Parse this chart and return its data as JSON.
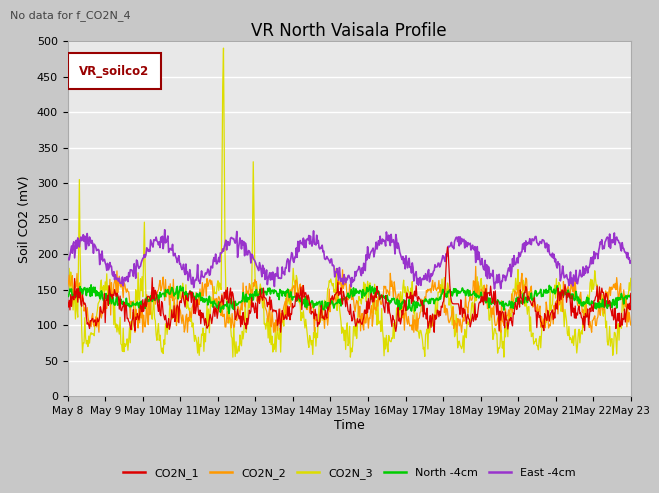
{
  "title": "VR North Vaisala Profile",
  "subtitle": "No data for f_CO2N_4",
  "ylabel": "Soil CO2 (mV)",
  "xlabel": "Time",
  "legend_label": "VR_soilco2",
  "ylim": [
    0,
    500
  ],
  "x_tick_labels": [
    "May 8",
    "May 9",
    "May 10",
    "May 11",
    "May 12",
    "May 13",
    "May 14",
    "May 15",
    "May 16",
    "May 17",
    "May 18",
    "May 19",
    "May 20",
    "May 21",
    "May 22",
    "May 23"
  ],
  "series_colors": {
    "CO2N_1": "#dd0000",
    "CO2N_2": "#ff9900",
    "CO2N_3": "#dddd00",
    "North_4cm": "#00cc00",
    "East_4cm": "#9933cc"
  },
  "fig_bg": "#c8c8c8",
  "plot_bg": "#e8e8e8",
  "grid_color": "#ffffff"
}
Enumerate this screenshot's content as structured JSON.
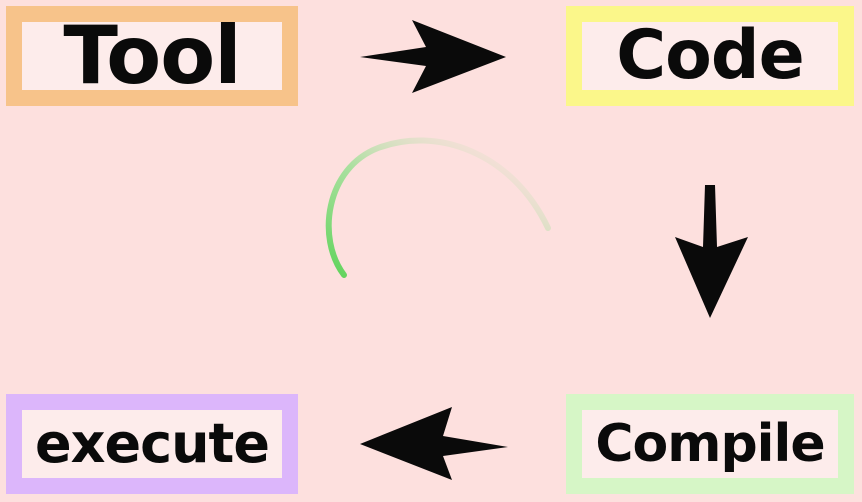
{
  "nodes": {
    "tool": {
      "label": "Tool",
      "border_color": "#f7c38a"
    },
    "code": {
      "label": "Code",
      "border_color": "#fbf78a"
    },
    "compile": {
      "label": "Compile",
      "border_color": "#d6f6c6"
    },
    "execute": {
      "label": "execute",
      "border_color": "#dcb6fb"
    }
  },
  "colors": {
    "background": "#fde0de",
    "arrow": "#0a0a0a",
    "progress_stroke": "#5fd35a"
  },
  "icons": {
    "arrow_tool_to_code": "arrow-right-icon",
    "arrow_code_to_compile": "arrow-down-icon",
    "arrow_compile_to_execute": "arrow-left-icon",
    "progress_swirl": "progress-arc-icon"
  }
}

══════════

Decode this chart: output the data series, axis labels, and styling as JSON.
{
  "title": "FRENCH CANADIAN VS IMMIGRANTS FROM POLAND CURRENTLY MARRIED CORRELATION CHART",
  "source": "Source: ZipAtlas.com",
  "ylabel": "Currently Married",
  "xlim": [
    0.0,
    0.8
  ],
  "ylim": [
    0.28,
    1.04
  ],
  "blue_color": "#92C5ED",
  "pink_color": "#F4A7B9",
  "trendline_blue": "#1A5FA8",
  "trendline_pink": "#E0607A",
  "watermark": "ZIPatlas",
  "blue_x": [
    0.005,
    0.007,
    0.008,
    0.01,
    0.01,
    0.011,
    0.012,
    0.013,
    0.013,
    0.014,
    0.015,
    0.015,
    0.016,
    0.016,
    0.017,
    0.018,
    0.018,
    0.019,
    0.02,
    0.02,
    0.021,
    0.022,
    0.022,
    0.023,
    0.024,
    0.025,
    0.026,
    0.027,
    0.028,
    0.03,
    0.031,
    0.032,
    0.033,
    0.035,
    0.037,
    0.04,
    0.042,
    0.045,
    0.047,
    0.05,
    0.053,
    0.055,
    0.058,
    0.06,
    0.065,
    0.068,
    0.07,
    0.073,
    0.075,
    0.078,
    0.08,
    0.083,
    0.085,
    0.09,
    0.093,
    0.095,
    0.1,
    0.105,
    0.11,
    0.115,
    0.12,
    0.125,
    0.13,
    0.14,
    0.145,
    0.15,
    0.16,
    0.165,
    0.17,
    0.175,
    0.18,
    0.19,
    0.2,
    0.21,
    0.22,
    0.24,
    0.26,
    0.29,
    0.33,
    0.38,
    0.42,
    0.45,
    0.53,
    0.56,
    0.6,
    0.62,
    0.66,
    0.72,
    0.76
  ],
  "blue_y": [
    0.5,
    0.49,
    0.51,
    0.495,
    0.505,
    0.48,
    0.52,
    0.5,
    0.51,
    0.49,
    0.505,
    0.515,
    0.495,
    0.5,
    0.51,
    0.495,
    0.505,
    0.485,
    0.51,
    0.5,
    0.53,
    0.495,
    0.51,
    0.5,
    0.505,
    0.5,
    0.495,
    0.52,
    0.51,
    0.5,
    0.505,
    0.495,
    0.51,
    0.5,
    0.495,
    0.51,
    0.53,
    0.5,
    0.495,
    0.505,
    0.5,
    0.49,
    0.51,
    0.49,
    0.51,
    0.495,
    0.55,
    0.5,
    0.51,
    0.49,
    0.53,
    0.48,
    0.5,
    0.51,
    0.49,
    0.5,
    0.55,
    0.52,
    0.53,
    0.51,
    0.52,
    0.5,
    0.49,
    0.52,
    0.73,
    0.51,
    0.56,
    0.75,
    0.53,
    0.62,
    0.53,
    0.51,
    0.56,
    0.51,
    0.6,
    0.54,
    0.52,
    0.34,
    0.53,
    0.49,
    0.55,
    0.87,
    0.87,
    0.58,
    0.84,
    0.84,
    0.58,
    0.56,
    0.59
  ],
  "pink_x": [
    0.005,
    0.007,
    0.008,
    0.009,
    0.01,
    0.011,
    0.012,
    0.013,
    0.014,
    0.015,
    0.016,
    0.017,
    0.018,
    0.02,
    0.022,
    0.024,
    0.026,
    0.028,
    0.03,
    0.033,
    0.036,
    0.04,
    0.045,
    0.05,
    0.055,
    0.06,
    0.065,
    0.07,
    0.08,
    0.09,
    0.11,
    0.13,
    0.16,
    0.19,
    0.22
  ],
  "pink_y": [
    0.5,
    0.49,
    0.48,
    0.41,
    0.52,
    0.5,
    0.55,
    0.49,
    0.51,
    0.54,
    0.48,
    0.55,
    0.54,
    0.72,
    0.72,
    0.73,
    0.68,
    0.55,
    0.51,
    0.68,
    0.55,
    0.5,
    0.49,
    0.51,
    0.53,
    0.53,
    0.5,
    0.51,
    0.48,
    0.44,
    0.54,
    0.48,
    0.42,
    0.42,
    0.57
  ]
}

══════════

Which lines above contain the word "data"? Copy each of them.

▶ _RESULT OF THIS EXERCISE_:
Parse this chart and return its data as JSON.
  "subtitle": "No data for f_CO2N_4",
Decode this chart: output the data series, axis labels, and styling as JSON.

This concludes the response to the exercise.